# PAGE EXTRACT
Despite having some concerns about the strength and resilience of the economy, the U.S. consumer is in pretty good shape. The unemployment rate stands at just 4.1% as of September 2024, and the economy added 254,000 new jobs that month as well. Meanwhile, inflation has declined to 2.4% — a level not seen since February 2021. On top of that good news, interest rates on things like credit cards, personal loans and mortgages are slowly easing.
The result is brisk consumer spending and an optimistic outlook for consumer discretionary stocks. If things continue to improve and the U.S. economy manages to avoid a recession or economic hard landing, right now might be a good time to buy one or more of the stocks or exchange-traded funds, or ETFs, on this list.
Here are eight of the best consumer discretionary stocks and ETFs to buy today:
— Amazon.com Inc. (ticker: AMZN)
— Lowe’s Cos. Inc. (LOW)
— Ford Motor Co. (F)
— Tesla Inc. (TSLA)
— Netflix Inc. (NFLX)
— Target Corp. (TGT)
— Marriott International Inc. (MAR)
— Vanguard Consumer Discretionary Index Fund ETF Shares (VCR)
Amazon.com Inc. (AMZN)
Boasting an incredible market cap of around $2 trillion, AMZN is the largest stock in the consumer discretionary sector and, of course, one of the largest and best-known companies in the world.
Based in Seattle, Amazon offers consumers all manner of digital and physical products on its famous website and through its small network of brick-and-mortar retail outlets in America and in every developed country in the world.

# TO BE DONE
**a)** Repeat the passage of the consumer discretionary stocks article from "The result is" to "Inc. (ticker: AMZN)" word for word.
**b)** Transcribe the entries below, from the line with "Extract 11 of" to the line with "y-tick-label: Lecture with".

[Some entries]
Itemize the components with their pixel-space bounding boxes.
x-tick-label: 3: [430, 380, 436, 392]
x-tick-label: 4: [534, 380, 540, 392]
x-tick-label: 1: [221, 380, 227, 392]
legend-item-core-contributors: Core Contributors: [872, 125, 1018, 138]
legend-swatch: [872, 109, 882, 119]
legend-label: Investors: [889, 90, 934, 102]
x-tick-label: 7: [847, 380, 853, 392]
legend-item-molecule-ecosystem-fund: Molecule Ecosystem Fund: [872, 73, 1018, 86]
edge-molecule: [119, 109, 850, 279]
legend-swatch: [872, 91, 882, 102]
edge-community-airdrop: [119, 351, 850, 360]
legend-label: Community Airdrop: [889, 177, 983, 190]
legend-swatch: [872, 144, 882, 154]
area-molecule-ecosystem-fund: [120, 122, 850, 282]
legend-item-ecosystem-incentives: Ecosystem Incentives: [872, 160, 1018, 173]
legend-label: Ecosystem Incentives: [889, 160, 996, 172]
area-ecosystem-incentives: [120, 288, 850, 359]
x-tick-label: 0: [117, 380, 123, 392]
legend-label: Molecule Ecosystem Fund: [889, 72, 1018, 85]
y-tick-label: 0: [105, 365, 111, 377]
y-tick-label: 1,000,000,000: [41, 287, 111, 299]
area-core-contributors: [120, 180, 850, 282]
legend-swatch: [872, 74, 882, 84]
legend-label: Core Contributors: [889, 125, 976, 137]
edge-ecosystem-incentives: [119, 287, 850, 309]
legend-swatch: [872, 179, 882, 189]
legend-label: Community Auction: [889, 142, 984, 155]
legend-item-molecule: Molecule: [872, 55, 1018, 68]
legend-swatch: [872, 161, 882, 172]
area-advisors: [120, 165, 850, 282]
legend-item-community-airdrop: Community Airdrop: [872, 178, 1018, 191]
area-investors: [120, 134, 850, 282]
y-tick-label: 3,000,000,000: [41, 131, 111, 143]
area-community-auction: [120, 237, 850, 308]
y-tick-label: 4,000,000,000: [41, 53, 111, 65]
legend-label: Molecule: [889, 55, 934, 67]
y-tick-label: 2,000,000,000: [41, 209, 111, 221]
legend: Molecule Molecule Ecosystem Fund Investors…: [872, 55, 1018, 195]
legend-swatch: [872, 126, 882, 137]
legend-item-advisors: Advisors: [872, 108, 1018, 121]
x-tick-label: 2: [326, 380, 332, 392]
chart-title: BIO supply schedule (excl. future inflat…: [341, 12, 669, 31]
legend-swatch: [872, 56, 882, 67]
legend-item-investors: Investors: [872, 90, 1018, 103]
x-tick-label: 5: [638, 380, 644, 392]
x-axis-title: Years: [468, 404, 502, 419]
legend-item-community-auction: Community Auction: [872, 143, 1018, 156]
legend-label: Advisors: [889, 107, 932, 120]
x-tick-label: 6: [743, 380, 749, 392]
...
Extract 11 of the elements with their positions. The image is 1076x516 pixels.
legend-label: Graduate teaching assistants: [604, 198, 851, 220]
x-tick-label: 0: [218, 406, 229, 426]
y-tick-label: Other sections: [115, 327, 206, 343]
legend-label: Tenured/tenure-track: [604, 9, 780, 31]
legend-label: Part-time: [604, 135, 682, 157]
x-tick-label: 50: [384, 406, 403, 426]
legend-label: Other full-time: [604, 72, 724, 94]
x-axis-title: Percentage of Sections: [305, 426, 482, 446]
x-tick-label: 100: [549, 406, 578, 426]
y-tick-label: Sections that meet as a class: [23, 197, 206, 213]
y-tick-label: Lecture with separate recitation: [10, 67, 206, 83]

# ANSWERS FOR THIS EXERCISE
**a)**
The result is brisk consumer spending and an optimistic outlook for consumer discretionary stocks. If things continue to improve and the U.S. economy manages to avoid a recession or economic hard landing, right now might be a good time to buy one or more of the stocks or exchange-traded funds, or ETFs, on this list.
Here are eight of the best consumer discretionary stocks and ETFs to buy today:
— Amazon.com Inc. (ticker: AMZN)

**b)**
Extract 11 of the elements with their positions. The image is 1076x516 pixels.
legend-label: Graduate teaching assistants: [604, 198, 851, 220]
x-tick-label: 0: [218, 406, 229, 426]
y-tick-label: Other sections: [115, 327, 206, 343]
legend-label: Tenured/tenure-track: [604, 9, 780, 31]
legend-label: Part-time: [604, 135, 682, 157]
x-tick-label: 50: [384, 406, 403, 426]
legend-label: Other full-time: [604, 72, 724, 94]
x-axis-title: Percentage of Sections: [305, 426, 482, 446]
x-tick-label: 100: [549, 406, 578, 426]
y-tick-label: Sections that meet as a class: [23, 197, 206, 213]
y-tick-label: Lecture with separate recitation: [10, 67, 206, 83]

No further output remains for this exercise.